WHAT IS NEEDED: Scan the listing below and copy every line holding "انبار".

Stored data:
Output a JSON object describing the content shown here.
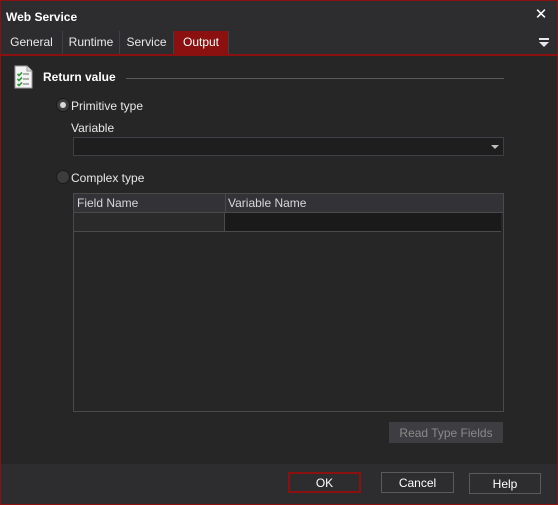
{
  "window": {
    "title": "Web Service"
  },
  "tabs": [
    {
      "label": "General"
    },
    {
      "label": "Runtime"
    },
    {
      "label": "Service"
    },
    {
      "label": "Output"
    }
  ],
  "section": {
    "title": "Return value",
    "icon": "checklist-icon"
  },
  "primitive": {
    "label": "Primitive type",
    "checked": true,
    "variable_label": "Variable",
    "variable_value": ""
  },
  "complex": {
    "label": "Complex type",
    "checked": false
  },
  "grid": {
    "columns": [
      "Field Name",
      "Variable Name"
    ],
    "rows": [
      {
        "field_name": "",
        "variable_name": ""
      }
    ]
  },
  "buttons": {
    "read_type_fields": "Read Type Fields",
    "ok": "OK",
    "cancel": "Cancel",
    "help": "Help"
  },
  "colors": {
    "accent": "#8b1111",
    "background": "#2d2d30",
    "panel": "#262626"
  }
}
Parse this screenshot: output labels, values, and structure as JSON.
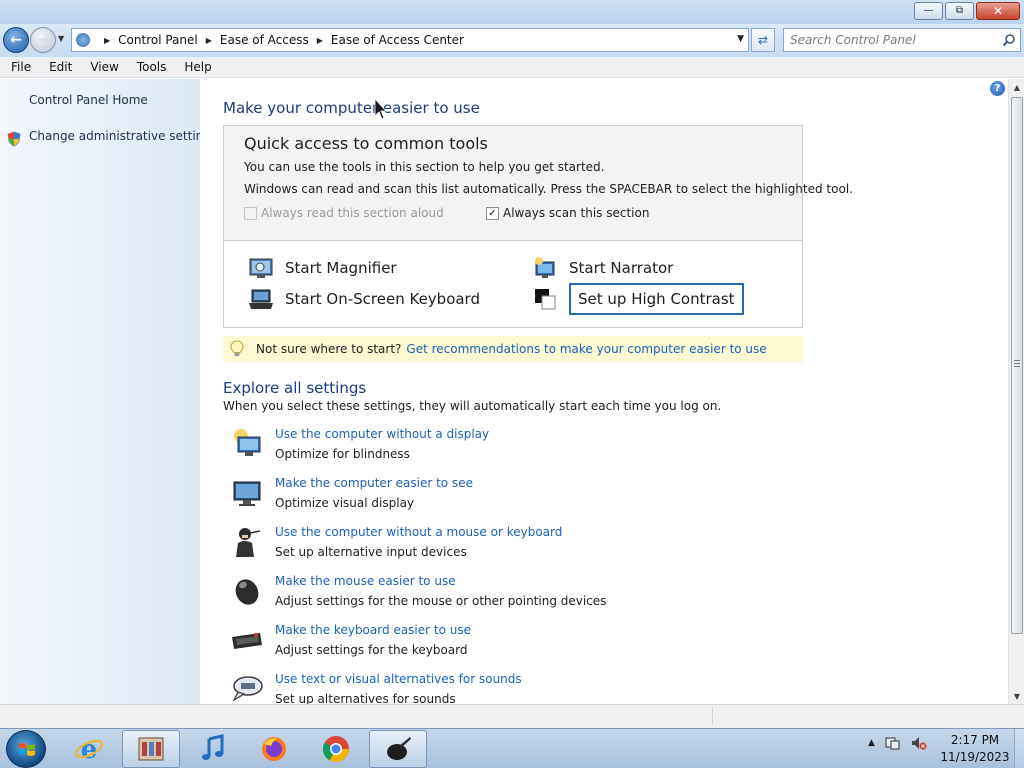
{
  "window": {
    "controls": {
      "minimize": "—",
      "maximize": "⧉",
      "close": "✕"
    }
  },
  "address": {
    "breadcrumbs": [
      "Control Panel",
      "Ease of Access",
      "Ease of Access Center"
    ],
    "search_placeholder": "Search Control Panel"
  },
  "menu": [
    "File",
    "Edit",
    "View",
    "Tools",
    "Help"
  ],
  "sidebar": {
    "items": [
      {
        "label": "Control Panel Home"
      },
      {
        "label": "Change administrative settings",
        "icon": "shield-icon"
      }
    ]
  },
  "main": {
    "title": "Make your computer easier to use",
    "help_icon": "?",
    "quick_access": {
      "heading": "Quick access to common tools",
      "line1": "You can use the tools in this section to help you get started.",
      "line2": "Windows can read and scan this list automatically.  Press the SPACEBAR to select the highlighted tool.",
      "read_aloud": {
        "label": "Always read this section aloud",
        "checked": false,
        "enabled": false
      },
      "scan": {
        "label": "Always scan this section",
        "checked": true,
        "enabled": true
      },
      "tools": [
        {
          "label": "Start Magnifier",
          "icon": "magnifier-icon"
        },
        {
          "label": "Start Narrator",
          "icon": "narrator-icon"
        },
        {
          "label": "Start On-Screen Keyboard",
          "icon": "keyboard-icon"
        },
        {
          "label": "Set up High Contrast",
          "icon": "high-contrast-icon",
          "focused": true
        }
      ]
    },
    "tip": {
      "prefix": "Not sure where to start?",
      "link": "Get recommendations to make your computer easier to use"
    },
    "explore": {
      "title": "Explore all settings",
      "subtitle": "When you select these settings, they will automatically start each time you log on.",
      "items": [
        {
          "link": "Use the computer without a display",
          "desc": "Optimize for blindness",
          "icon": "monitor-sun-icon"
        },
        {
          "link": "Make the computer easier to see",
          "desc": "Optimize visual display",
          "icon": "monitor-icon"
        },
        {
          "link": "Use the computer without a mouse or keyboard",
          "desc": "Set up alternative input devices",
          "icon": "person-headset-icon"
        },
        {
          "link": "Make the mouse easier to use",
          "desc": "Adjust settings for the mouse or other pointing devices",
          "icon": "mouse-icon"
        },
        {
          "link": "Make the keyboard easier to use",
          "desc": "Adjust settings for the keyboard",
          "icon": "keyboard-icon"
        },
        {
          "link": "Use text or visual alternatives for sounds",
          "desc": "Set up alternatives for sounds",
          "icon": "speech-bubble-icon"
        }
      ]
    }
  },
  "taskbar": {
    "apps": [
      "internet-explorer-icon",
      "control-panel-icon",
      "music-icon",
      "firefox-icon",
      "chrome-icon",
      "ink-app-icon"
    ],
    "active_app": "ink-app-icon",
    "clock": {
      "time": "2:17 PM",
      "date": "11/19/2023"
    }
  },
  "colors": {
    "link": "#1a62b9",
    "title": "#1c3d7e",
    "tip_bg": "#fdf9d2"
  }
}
...
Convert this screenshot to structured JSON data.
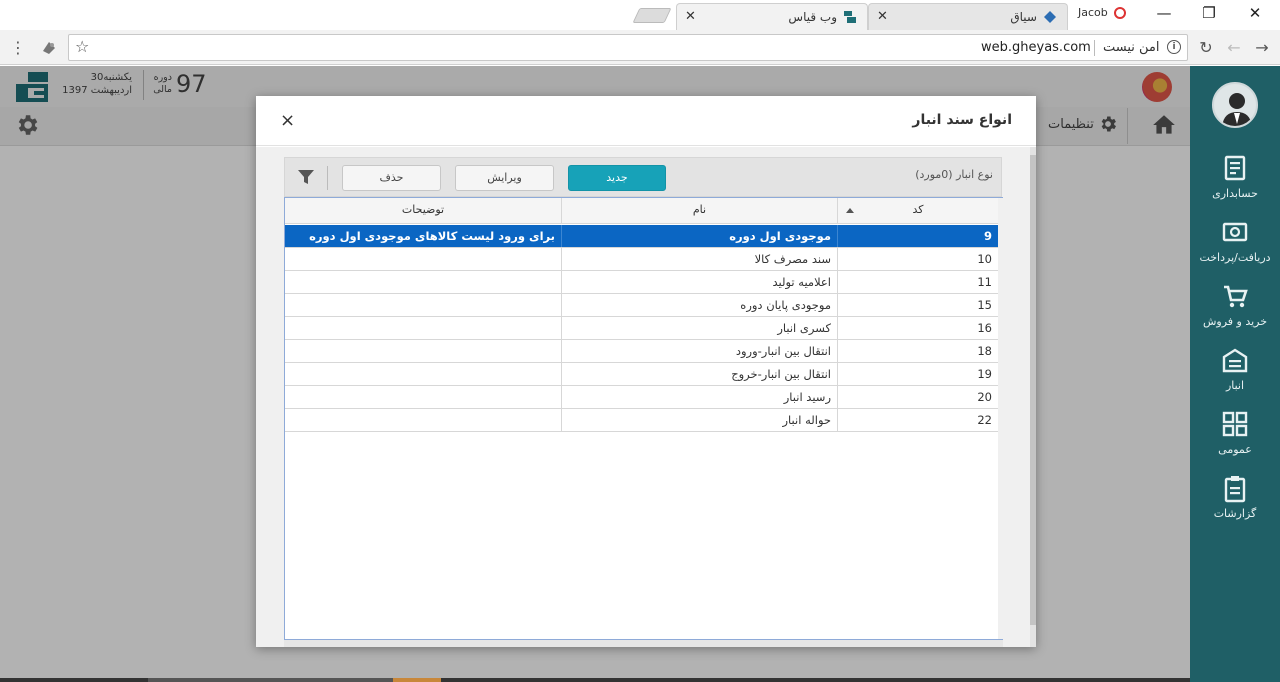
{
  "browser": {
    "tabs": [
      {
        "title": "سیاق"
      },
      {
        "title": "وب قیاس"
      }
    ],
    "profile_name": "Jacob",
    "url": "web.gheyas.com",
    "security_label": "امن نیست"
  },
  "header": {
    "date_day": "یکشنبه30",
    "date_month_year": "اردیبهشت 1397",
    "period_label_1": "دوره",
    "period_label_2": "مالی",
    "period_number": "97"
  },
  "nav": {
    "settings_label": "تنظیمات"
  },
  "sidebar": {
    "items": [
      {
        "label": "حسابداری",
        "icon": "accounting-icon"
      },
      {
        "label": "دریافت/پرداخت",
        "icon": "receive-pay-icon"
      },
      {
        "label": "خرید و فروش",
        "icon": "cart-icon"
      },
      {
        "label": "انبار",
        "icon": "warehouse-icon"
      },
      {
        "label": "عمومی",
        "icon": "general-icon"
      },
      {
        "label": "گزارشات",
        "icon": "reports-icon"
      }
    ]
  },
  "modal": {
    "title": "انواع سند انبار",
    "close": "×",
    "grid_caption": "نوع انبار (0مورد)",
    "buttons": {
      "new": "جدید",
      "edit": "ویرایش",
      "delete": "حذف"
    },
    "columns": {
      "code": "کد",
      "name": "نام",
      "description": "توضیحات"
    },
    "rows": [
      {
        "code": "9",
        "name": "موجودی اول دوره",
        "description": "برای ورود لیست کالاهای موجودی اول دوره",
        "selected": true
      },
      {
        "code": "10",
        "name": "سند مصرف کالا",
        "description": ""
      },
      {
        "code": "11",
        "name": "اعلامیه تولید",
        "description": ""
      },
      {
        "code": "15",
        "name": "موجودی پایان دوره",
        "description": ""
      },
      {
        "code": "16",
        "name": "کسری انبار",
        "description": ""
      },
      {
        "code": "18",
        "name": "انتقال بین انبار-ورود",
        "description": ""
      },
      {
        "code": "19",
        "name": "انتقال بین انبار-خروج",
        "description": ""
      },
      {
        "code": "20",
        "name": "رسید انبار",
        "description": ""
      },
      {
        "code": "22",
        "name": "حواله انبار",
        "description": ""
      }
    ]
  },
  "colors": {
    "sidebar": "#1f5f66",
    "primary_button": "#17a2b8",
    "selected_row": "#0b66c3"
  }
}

SOLUTION FOR THIS PROBLEM:
        "label": "انبار",
    "title": "انواع سند انبار",
    "grid_caption": "نوع انبار (0مورد)",
        "name": "کسری انبار",
        "name": "انتقال بین انبار-ورود",
        "name": "انتقال بین انبار-خروج",
        "name": "رسید انبار",
        "name": "حواله انبار",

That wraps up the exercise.